| Records to use |
***
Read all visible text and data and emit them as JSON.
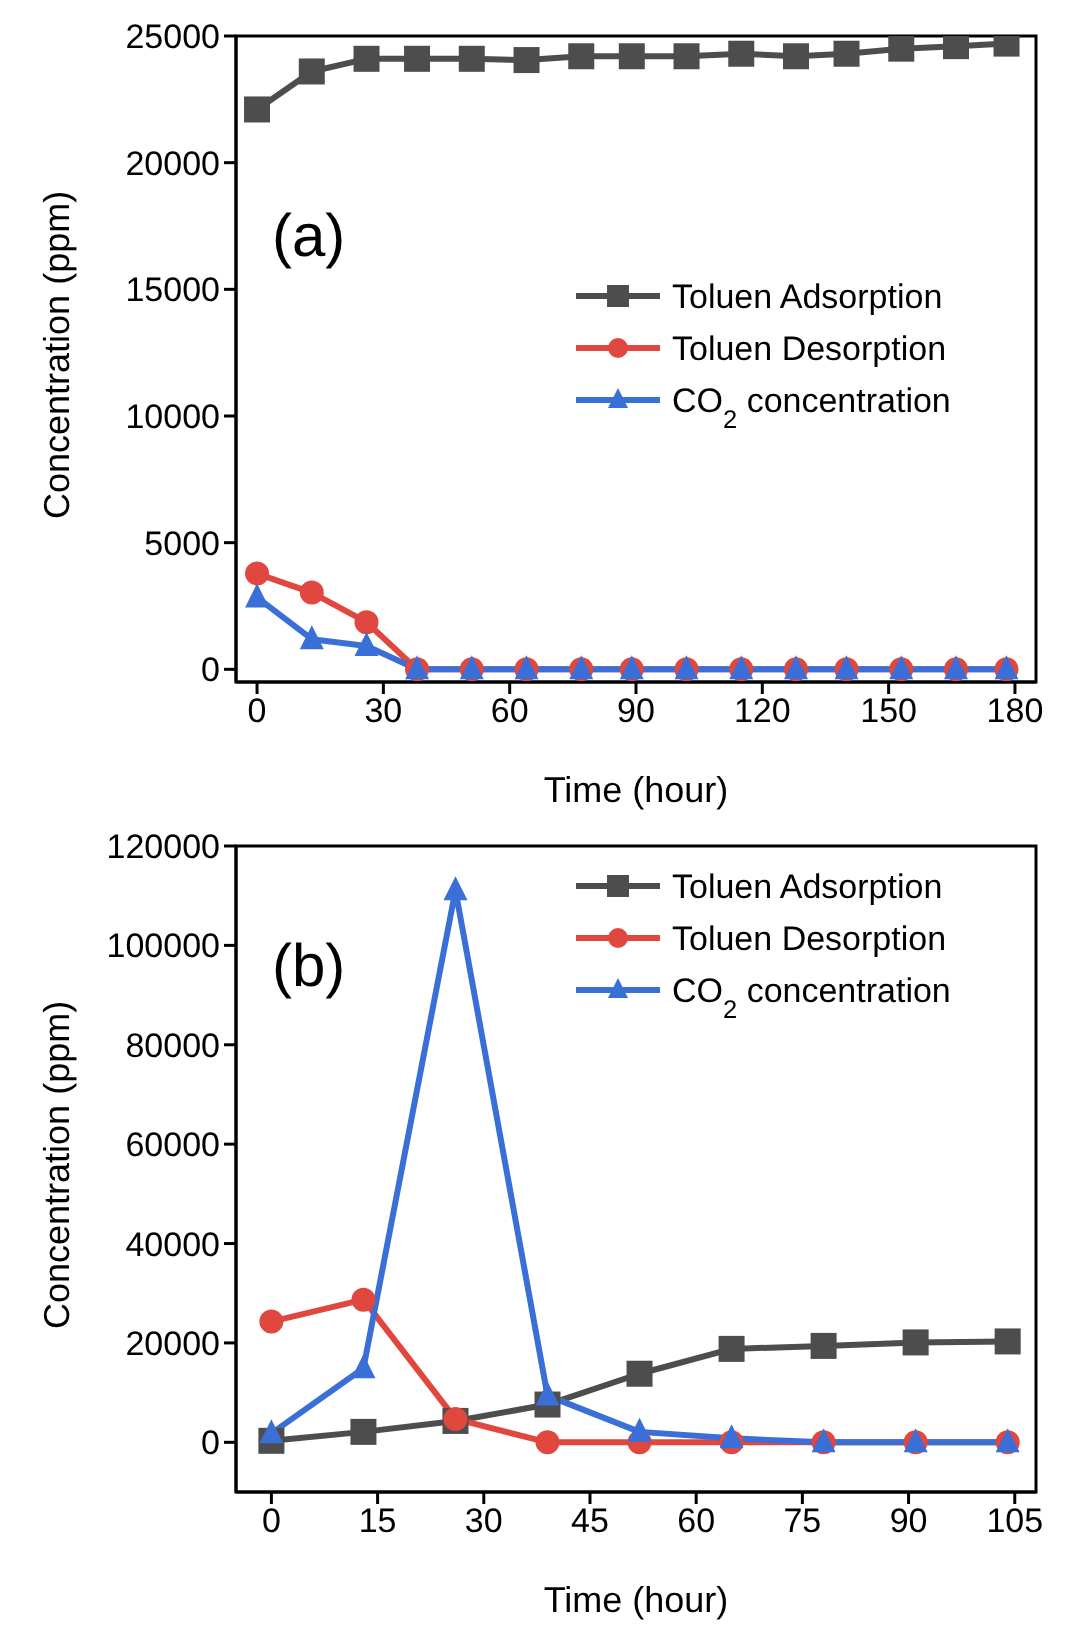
{
  "chart_data": [
    {
      "type": "line",
      "xlabel": "Time (hour)",
      "ylabel": "Concentration (ppm)",
      "annotations": [
        "(a)"
      ],
      "x": [
        0,
        13,
        26,
        38,
        51,
        64,
        77,
        89,
        102,
        115,
        128,
        140,
        153,
        166,
        178
      ],
      "xlim": [
        -5,
        185
      ],
      "xticks": [
        0,
        30,
        60,
        90,
        120,
        150,
        180
      ],
      "ylim": [
        -500,
        25000
      ],
      "yticks": [
        0,
        5000,
        10000,
        15000,
        20000,
        25000
      ],
      "legend": "top right",
      "grid": false,
      "line_style": "solid",
      "series": [
        {
          "name": "Toluen Adsorption",
          "color": "#4d4d4d",
          "marker": "square",
          "values": [
            22100,
            23600,
            24100,
            24100,
            24100,
            24050,
            24200,
            24200,
            24200,
            24300,
            24200,
            24300,
            24500,
            24600,
            24700
          ]
        },
        {
          "name": "Toluen Desorption",
          "color": "#e0473f",
          "marker": "circle",
          "values": [
            3780,
            3030,
            1860,
            0,
            0,
            0,
            0,
            0,
            0,
            0,
            0,
            0,
            0,
            0,
            0
          ]
        },
        {
          "name": "CO$_{2}$ concentration",
          "color": "#3b6fd8",
          "marker": "triangle",
          "values": [
            2840,
            1190,
            920,
            0,
            0,
            0,
            0,
            0,
            0,
            0,
            0,
            0,
            0,
            0,
            0
          ]
        }
      ]
    },
    {
      "type": "line",
      "xlabel": "Time (hour)",
      "ylabel": "Concentration (ppm)",
      "annotations": [
        "(b)"
      ],
      "x": [
        0,
        13,
        26,
        39,
        52,
        65,
        78,
        91,
        104
      ],
      "xlim": [
        -5,
        108
      ],
      "xticks": [
        0,
        15,
        30,
        45,
        60,
        75,
        90,
        105
      ],
      "ylim": [
        -10000,
        120000
      ],
      "yticks": [
        0,
        20000,
        40000,
        60000,
        80000,
        100000,
        120000
      ],
      "legend": "top right",
      "grid": false,
      "line_style": "solid",
      "series": [
        {
          "name": "Toluen Adsorption",
          "color": "#4d4d4d",
          "marker": "square",
          "values": [
            300,
            2100,
            4300,
            7600,
            13800,
            18800,
            19400,
            20100,
            20300
          ]
        },
        {
          "name": "Toluen Desorption",
          "color": "#e0473f",
          "marker": "circle",
          "values": [
            24300,
            28700,
            4700,
            0,
            0,
            0,
            0,
            0,
            0
          ]
        },
        {
          "name": "CO$_{2}$ concentration",
          "color": "#3b6fd8",
          "marker": "triangle",
          "values": [
            1800,
            14900,
            111100,
            9400,
            2100,
            800,
            0,
            0,
            0
          ]
        }
      ]
    }
  ]
}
***
Repeat each entry exactly. Pictures do not belong in the copy.

| Output for this exercise |
Read all visible text and data and emit them as JSON.
{
  "chart_data": [
    {
      "type": "line",
      "xlabel": "Time (hour)",
      "ylabel": "Concentration (ppm)",
      "annotations": [
        "(a)"
      ],
      "x": [
        0,
        13,
        26,
        38,
        51,
        64,
        77,
        89,
        102,
        115,
        128,
        140,
        153,
        166,
        178
      ],
      "xlim": [
        -5,
        185
      ],
      "xticks": [
        0,
        30,
        60,
        90,
        120,
        150,
        180
      ],
      "ylim": [
        -500,
        25000
      ],
      "yticks": [
        0,
        5000,
        10000,
        15000,
        20000,
        25000
      ],
      "legend": "top right",
      "grid": false,
      "line_style": "solid",
      "series": [
        {
          "name": "Toluen Adsorption",
          "color": "#4d4d4d",
          "marker": "square",
          "values": [
            22100,
            23600,
            24100,
            24100,
            24100,
            24050,
            24200,
            24200,
            24200,
            24300,
            24200,
            24300,
            24500,
            24600,
            24700
          ]
        },
        {
          "name": "Toluen Desorption",
          "color": "#e0473f",
          "marker": "circle",
          "values": [
            3780,
            3030,
            1860,
            0,
            0,
            0,
            0,
            0,
            0,
            0,
            0,
            0,
            0,
            0,
            0
          ]
        },
        {
          "name": "CO$_{2}$ concentration",
          "color": "#3b6fd8",
          "marker": "triangle",
          "values": [
            2840,
            1190,
            920,
            0,
            0,
            0,
            0,
            0,
            0,
            0,
            0,
            0,
            0,
            0,
            0
          ]
        }
      ]
    },
    {
      "type": "line",
      "xlabel": "Time (hour)",
      "ylabel": "Concentration (ppm)",
      "annotations": [
        "(b)"
      ],
      "x": [
        0,
        13,
        26,
        39,
        52,
        65,
        78,
        91,
        104
      ],
      "xlim": [
        -5,
        108
      ],
      "xticks": [
        0,
        15,
        30,
        45,
        60,
        75,
        90,
        105
      ],
      "ylim": [
        -10000,
        120000
      ],
      "yticks": [
        0,
        20000,
        40000,
        60000,
        80000,
        100000,
        120000
      ],
      "legend": "top right",
      "grid": false,
      "line_style": "solid",
      "series": [
        {
          "name": "Toluen Adsorption",
          "color": "#4d4d4d",
          "marker": "square",
          "values": [
            300,
            2100,
            4300,
            7600,
            13800,
            18800,
            19400,
            20100,
            20300
          ]
        },
        {
          "name": "Toluen Desorption",
          "color": "#e0473f",
          "marker": "circle",
          "values": [
            24300,
            28700,
            4700,
            0,
            0,
            0,
            0,
            0,
            0
          ]
        },
        {
          "name": "CO$_{2}$ concentration",
          "color": "#3b6fd8",
          "marker": "triangle",
          "values": [
            1800,
            14900,
            111100,
            9400,
            2100,
            800,
            0,
            0,
            0
          ]
        }
      ]
    }
  ]
}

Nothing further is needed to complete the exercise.